_Problem to work on_.
Filter this material down to the lines that hold "内容包括", copying each one.

_Recorded information_.
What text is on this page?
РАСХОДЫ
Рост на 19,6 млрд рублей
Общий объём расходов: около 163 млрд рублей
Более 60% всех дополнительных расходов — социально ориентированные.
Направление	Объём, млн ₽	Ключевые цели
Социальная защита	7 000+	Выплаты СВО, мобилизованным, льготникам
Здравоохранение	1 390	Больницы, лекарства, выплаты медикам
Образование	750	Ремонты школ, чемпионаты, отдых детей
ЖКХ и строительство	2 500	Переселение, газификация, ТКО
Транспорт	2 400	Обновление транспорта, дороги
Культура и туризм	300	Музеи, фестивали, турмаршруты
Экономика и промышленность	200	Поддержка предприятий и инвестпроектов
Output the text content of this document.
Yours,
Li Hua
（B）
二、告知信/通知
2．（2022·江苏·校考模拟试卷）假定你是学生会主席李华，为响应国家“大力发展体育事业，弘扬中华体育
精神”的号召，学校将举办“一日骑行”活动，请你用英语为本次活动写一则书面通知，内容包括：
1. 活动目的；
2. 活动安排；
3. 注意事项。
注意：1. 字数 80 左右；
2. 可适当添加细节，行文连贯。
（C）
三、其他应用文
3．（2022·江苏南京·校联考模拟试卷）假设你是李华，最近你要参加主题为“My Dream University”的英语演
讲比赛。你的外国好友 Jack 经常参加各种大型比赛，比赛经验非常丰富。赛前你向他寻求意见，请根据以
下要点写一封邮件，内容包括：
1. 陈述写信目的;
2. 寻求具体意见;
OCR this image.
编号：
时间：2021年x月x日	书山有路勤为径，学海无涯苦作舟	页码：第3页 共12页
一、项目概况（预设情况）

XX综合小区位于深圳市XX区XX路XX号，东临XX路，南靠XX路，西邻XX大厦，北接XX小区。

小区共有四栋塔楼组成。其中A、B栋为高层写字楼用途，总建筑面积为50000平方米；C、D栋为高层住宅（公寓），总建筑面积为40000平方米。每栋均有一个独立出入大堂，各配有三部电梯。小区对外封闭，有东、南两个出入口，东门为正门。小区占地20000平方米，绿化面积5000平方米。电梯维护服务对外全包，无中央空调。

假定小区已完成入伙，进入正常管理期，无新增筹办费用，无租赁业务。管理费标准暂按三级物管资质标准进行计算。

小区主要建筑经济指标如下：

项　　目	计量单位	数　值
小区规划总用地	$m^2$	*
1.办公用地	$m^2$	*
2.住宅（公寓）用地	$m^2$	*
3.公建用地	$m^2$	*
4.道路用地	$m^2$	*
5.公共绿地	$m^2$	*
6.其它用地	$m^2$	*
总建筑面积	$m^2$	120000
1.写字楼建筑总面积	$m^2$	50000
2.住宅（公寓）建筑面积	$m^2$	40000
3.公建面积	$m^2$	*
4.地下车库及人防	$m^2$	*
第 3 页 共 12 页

_Exercise output_.
精神”的号召，学校将举办“一日骑行”活动，请你用英语为本次活动写一则书面通知，内容包括：
下要点写一封邮件，内容包括：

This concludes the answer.